### YOUR GOAL:
List the lines of this listing that hold the word "Input".

### DATASET CONTENT:
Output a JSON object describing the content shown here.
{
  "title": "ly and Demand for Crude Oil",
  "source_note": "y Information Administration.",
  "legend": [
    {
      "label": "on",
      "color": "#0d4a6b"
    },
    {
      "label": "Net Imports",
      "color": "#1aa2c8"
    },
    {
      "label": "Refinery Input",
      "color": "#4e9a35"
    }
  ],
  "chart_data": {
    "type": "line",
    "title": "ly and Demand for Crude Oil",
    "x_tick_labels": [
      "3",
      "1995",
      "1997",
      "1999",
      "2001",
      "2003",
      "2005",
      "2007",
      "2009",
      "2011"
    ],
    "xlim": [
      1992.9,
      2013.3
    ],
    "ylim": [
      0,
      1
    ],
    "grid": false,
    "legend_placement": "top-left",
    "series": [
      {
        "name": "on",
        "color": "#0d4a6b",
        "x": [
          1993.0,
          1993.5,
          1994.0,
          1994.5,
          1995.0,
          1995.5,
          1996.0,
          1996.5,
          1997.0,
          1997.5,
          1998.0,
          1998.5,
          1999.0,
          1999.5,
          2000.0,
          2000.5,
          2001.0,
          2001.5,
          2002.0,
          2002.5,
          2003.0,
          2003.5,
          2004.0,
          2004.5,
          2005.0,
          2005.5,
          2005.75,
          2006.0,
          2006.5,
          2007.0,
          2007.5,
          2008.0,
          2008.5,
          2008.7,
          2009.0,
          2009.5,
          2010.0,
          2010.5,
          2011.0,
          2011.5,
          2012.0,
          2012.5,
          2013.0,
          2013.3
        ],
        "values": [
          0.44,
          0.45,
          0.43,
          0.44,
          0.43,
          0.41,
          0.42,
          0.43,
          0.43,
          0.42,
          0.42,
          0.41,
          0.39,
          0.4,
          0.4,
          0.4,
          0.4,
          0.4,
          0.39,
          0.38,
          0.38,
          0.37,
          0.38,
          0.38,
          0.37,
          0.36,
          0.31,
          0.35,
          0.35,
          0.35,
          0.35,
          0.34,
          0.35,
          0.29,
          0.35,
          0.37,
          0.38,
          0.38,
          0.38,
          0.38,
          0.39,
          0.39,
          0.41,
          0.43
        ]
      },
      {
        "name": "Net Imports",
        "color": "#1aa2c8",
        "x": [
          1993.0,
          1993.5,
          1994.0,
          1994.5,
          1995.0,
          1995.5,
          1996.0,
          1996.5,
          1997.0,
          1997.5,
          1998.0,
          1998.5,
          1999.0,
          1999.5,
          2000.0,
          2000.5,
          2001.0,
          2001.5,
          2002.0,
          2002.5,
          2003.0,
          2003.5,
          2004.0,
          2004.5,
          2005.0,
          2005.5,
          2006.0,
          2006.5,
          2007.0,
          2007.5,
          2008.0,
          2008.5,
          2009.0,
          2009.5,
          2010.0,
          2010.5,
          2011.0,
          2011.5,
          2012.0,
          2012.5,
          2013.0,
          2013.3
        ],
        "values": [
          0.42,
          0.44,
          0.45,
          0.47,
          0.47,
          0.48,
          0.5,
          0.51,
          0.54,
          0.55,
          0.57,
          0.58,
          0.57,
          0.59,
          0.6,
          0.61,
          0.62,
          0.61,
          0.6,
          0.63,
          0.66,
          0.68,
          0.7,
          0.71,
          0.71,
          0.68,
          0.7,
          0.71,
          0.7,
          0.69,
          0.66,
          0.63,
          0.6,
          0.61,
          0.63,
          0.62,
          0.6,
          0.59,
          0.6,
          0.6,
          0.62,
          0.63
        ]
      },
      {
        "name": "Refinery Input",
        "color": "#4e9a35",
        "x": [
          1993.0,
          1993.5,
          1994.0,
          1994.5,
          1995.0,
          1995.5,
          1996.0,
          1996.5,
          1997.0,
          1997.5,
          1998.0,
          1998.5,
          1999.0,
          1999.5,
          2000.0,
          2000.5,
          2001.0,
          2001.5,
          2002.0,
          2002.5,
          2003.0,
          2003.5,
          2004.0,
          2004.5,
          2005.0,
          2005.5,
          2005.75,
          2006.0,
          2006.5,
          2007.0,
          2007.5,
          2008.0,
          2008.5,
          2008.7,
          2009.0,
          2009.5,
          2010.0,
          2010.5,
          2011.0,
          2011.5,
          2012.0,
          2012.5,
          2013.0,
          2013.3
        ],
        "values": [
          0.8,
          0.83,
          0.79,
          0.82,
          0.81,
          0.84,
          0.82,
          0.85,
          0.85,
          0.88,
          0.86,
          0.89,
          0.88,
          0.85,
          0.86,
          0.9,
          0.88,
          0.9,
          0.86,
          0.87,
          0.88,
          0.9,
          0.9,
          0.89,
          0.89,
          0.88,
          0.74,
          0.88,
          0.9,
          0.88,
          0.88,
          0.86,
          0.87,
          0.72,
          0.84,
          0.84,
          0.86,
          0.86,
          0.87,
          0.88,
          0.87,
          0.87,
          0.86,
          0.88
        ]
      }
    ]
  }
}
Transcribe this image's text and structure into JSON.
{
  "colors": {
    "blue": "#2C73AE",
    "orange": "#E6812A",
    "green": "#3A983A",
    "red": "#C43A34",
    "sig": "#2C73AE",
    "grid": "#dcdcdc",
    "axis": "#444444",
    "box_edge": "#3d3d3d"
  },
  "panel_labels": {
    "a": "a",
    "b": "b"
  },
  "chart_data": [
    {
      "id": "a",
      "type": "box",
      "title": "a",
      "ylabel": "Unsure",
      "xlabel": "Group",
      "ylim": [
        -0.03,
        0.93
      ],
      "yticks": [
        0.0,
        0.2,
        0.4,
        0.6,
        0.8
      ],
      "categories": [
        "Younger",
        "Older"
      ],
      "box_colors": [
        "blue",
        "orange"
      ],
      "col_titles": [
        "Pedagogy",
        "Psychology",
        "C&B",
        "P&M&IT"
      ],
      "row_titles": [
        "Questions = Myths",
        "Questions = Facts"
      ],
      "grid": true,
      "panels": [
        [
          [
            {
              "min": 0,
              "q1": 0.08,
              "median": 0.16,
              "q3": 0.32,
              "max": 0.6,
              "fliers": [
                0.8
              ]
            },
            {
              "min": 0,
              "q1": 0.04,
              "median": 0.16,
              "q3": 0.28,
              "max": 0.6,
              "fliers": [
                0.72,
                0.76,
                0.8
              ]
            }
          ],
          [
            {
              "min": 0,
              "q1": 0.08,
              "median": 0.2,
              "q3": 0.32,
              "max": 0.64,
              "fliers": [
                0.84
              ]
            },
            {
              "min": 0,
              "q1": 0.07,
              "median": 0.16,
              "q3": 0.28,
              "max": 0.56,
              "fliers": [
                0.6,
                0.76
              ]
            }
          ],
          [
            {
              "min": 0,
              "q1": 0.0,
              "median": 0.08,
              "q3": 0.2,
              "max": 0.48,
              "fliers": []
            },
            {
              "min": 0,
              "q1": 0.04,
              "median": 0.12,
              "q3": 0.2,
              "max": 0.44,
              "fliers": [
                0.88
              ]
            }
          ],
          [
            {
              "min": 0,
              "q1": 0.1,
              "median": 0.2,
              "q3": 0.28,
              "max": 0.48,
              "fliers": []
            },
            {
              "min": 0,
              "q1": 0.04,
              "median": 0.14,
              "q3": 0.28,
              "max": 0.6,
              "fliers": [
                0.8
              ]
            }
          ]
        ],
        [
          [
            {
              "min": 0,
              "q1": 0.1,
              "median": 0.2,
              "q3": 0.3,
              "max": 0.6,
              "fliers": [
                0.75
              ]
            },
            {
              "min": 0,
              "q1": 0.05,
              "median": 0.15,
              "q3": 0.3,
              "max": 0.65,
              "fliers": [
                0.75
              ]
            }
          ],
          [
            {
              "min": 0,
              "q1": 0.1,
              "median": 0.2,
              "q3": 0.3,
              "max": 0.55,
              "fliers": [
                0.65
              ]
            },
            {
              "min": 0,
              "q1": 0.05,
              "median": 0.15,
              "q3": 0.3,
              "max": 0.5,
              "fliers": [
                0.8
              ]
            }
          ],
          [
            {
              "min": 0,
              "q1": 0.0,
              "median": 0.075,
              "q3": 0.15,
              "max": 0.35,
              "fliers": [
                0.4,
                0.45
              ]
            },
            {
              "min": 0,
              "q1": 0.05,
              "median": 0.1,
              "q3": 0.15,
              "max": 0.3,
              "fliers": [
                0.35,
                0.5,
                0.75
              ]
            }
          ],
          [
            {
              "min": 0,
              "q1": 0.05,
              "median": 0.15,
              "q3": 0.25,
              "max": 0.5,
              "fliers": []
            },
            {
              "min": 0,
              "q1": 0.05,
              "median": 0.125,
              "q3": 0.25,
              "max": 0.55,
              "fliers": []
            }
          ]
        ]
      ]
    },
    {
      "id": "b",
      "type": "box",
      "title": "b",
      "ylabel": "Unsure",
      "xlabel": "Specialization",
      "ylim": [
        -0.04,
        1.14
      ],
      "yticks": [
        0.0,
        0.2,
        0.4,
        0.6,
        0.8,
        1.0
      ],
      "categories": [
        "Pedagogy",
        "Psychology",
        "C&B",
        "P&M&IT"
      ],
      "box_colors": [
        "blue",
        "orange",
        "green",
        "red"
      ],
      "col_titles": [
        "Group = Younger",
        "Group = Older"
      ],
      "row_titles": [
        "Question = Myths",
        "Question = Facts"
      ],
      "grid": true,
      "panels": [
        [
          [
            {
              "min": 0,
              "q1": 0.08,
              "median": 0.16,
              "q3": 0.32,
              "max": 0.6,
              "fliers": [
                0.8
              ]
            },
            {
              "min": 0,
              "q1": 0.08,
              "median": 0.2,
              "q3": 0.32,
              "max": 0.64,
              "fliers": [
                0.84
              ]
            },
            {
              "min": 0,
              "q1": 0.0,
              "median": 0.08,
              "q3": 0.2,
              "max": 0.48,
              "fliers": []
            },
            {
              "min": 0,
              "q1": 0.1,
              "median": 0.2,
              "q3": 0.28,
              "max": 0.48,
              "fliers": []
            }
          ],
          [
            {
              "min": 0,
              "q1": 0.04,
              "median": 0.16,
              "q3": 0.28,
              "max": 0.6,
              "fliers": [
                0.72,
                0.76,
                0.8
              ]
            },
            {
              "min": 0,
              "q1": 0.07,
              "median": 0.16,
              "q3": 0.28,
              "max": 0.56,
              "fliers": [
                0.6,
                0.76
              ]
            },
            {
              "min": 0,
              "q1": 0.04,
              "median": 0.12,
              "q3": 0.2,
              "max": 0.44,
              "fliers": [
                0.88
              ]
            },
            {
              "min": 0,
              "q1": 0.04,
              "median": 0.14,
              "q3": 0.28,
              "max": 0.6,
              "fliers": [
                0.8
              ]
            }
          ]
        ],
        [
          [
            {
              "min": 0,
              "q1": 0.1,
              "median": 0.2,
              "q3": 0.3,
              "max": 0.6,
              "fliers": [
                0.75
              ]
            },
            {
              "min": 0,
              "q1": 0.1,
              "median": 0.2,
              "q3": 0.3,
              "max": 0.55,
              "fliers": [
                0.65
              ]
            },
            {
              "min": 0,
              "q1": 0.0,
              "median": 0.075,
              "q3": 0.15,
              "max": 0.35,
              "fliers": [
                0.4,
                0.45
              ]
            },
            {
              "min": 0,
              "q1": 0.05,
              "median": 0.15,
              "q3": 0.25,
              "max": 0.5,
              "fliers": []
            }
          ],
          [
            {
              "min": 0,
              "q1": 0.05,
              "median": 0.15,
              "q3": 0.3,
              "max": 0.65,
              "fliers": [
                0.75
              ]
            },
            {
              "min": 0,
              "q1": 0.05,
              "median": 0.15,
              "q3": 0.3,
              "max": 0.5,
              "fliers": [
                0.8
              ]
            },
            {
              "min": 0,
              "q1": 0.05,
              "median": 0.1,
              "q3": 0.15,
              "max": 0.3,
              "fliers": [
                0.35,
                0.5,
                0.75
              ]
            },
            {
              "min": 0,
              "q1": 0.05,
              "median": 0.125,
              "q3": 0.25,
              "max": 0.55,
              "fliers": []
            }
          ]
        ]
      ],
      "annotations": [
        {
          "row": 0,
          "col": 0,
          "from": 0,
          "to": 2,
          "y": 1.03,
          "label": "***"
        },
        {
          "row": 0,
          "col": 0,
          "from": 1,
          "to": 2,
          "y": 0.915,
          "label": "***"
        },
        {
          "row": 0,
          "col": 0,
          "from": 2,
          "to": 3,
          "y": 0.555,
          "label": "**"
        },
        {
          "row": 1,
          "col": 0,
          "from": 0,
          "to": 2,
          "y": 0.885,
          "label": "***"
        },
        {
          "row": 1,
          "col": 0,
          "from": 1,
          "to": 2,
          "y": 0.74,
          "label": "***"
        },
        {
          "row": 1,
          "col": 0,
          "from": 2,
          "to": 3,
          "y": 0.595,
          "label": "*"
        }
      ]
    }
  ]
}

### REPLY:
      "label": "Refinery Input",
        "name": "Refinery Input",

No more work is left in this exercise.